Job: Every record here needs to be written out again exactly.

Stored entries
════════════════
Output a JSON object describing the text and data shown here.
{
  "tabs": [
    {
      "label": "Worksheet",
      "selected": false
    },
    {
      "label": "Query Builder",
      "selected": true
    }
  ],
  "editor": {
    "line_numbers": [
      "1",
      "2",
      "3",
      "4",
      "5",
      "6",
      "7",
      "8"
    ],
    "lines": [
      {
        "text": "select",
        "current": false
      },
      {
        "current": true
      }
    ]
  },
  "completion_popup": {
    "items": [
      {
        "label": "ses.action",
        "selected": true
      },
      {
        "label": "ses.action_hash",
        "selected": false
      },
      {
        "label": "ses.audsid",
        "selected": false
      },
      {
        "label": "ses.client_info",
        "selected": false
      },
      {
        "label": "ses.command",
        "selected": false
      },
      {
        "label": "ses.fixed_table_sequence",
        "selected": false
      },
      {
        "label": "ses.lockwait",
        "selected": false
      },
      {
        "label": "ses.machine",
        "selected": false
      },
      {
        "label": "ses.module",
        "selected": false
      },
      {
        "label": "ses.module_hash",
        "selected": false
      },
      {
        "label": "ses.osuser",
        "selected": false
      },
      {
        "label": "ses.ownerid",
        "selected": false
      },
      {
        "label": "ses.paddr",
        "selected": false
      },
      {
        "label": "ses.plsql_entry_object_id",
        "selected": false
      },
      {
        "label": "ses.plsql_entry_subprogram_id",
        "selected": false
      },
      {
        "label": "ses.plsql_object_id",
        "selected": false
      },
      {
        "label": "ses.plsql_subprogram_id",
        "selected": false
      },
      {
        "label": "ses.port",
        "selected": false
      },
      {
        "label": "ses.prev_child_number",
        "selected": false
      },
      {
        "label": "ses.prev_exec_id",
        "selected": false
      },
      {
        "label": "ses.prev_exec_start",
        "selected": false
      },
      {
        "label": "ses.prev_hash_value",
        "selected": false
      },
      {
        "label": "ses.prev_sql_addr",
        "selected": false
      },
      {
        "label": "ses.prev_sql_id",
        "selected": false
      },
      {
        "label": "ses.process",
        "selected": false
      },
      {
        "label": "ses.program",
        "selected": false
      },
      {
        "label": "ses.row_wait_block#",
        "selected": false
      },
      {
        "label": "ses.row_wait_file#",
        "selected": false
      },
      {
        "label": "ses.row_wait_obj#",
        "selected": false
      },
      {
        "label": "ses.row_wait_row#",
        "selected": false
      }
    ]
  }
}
════════════════
Result for this exercise:
Output a JSON object describing the text and data shown here.
{
  "tabs": [
    {
      "label": "Worksheet",
      "selected": false
    },
    {
      "label": "Query Builder",
      "selected": true
    }
  ],
  "editor": {
    "line_numbers": [
      "1",
      "2",
      "3",
      "4",
      "5",
      "6",
      "7",
      "8"
    ],
    "lines": [
      {
        "text": "select",
        "current": false
      },
      {
        "current": true
      }
    ]
  },
  "completion_popup": {
    "items": [
      {
        "label": "ses.action",
        "selected": true
      },
      {
        "label": "ses.action_hash",
        "selected": false
      },
      {
        "label": "ses.audsid",
        "selected": false
      },
      {
        "label": "ses.client_info",
        "selected": false
      },
      {
        "label": "ses.command",
        "selected": false
      },
      {
        "label": "ses.fixed_table_sequence",
        "selected": false
      },
      {
        "label": "ses.lockwait",
        "selected": false
      },
      {
        "label": "ses.machine",
        "selected": false
      },
      {
        "label": "ses.module",
        "selected": false
      },
      {
        "label": "ses.module_hash",
        "selected": false
      },
      {
        "label": "ses.osuser",
        "selected": false
      },
      {
        "label": "ses.ownerid",
        "selected": false
      },
      {
        "label": "ses.paddr",
        "selected": false
      },
      {
        "label": "ses.plsql_entry_object_id",
        "selected": false
      },
      {
        "label": "ses.plsql_entry_subprogram_id",
        "selected": false
      },
      {
        "label": "ses.plsql_object_id",
        "selected": false
      },
      {
        "label": "ses.plsql_subprogram_id",
        "selected": false
      },
      {
        "label": "ses.port",
        "selected": false
      },
      {
        "label": "ses.prev_child_number",
        "selected": false
      },
      {
        "label": "ses.prev_exec_id",
        "selected": false
      },
      {
        "label": "ses.prev_exec_start",
        "selected": false
      },
      {
        "label": "ses.prev_hash_value",
        "selected": false
      },
      {
        "label": "ses.prev_sql_addr",
        "selected": false
      },
      {
        "label": "ses.prev_sql_id",
        "selected": false
      },
      {
        "label": "ses.process",
        "selected": false
      },
      {
        "label": "ses.program",
        "selected": false
      },
      {
        "label": "ses.row_wait_block#",
        "selected": false
      },
      {
        "label": "ses.row_wait_file#",
        "selected": false
      },
      {
        "label": "ses.row_wait_obj#",
        "selected": false
      },
      {
        "label": "ses.row_wait_row#",
        "selected": false
      }
    ]
  }
}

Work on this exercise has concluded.